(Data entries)
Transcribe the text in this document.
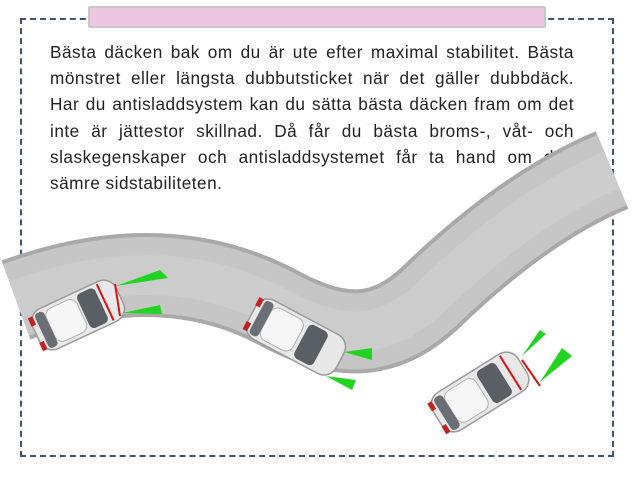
Bästa däcken bak om du är ute efter maximal stabilitet. Bästa mönstret eller längsta dubbutsticket när det gäller dubbdäck. Har du antisladdsystem kan du sätta bästa däcken fram om det inte är jättestor skillnad. Då får du bästa broms-, våt- och slaskegenskaper och antisladdsystemet får ta hand om den sämre sidstabiliteten.
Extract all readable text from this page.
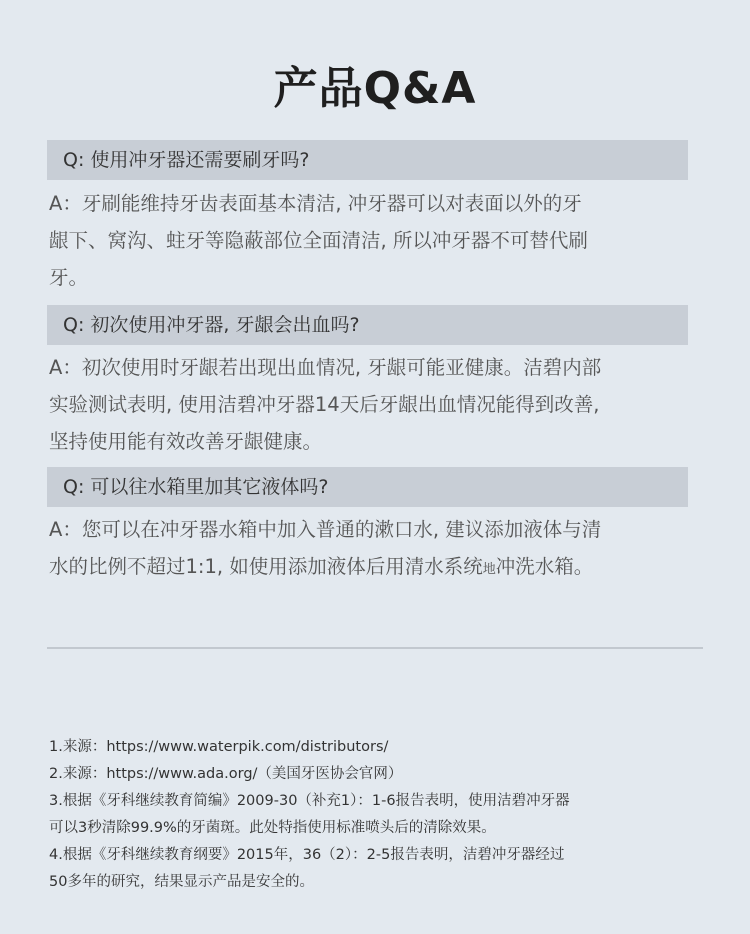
产品Q&A
Q: 使用冲牙器还需要刷牙吗?
A：牙刷能维持牙齿表面基本清洁, 冲牙器可以对表面以外的牙
龈下、窝沟、蛀牙等隐蔽部位全面清洁, 所以冲牙器不可替代刷
牙。
Q: 初次使用冲牙器, 牙龈会出血吗?
A：初次使用时牙龈若出现出血情况, 牙龈可能亚健康。洁碧内部
实验测试表明, 使用洁碧冲牙器14天后牙龈出血情况能得到改善,
坚持使用能有效改善牙龈健康。
Q: 可以往水箱里加其它液体吗?
A：您可以在冲牙器水箱中加入普通的漱口水, 建议添加液体与清
水的比例不超过1:1, 如使用添加液体后用清水系统地冲洗水箱。
1.来源：https://www.waterpik.com/distributors/
2.来源：https://www.ada.org/（美国牙医协会官网）
3.根据《牙科继续教育简编》2009-30（补充1）：1-6报告表明，使用洁碧冲牙器
可以3秒清除99.9%的牙菌斑。此处特指使用标准喷头后的清除效果。
4.根据《牙科继续教育纲要》2015年，36（2）：2-5报告表明，洁碧冲牙器经过
50多年的研究，结果显示产品是安全的。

→ EXERCISE TASK: Return every line above that contains the word "https".

→ REPLY:
1.来源：https://www.waterpik.com/distributors/
2.来源：https://www.ada.org/（美国牙医协会官网）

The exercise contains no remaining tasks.